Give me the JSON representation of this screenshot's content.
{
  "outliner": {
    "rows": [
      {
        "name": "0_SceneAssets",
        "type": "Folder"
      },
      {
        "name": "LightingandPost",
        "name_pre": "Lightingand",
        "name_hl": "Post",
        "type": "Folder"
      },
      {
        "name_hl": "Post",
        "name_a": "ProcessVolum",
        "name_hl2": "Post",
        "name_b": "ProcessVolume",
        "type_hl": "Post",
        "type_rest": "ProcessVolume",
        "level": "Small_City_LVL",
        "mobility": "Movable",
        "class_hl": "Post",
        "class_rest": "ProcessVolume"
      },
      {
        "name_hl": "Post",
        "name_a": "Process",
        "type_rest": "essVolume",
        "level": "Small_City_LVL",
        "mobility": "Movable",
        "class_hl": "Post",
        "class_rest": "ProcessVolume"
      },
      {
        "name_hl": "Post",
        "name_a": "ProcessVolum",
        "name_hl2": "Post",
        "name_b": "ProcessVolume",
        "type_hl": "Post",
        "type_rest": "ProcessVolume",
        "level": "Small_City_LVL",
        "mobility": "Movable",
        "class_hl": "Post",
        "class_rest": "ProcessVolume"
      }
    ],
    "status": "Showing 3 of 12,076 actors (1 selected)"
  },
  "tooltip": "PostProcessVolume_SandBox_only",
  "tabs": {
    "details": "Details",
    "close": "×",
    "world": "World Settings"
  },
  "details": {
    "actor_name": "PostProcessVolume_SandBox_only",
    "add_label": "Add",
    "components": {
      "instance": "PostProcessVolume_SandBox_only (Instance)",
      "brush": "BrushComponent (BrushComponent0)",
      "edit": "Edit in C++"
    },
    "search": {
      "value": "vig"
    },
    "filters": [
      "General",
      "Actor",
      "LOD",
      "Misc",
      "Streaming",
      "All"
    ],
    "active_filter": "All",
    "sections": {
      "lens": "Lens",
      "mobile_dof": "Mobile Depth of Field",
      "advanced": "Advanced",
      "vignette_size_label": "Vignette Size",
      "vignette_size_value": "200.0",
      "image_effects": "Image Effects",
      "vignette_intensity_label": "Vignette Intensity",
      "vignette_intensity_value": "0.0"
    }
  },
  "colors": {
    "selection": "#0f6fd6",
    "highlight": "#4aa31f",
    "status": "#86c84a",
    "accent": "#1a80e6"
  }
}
§
→ Required task
Transcribe each entry precisely, missing none.

→ Worked answer
Give me the JSON representation of this screenshot's content.
{
  "outliner": {
    "rows": [
      {
        "name": "0_SceneAssets",
        "type": "Folder"
      },
      {
        "name": "LightingandPost",
        "name_pre": "Lightingand",
        "name_hl": "Post",
        "type": "Folder"
      },
      {
        "name_hl": "Post",
        "name_a": "ProcessVolum",
        "name_hl2": "Post",
        "name_b": "ProcessVolume",
        "type_hl": "Post",
        "type_rest": "ProcessVolume",
        "level": "Small_City_LVL",
        "mobility": "Movable",
        "class_hl": "Post",
        "class_rest": "ProcessVolume"
      },
      {
        "name_hl": "Post",
        "name_a": "Process",
        "type_rest": "essVolume",
        "level": "Small_City_LVL",
        "mobility": "Movable",
        "class_hl": "Post",
        "class_rest": "ProcessVolume"
      },
      {
        "name_hl": "Post",
        "name_a": "ProcessVolum",
        "name_hl2": "Post",
        "name_b": "ProcessVolume",
        "type_hl": "Post",
        "type_rest": "ProcessVolume",
        "level": "Small_City_LVL",
        "mobility": "Movable",
        "class_hl": "Post",
        "class_rest": "ProcessVolume"
      }
    ],
    "status": "Showing 3 of 12,076 actors (1 selected)"
  },
  "tooltip": "PostProcessVolume_SandBox_only",
  "tabs": {
    "details": "Details",
    "close": "×",
    "world": "World Settings"
  },
  "details": {
    "actor_name": "PostProcessVolume_SandBox_only",
    "add_label": "Add",
    "components": {
      "instance": "PostProcessVolume_SandBox_only (Instance)",
      "brush": "BrushComponent (BrushComponent0)",
      "edit": "Edit in C++"
    },
    "search": {
      "value": "vig"
    },
    "filters": [
      "General",
      "Actor",
      "LOD",
      "Misc",
      "Streaming",
      "All"
    ],
    "active_filter": "All",
    "sections": {
      "lens": "Lens",
      "mobile_dof": "Mobile Depth of Field",
      "advanced": "Advanced",
      "vignette_size_label": "Vignette Size",
      "vignette_size_value": "200.0",
      "image_effects": "Image Effects",
      "vignette_intensity_label": "Vignette Intensity",
      "vignette_intensity_value": "0.0"
    }
  },
  "colors": {
    "selection": "#0f6fd6",
    "highlight": "#4aa31f",
    "status": "#86c84a",
    "accent": "#1a80e6"
  }
}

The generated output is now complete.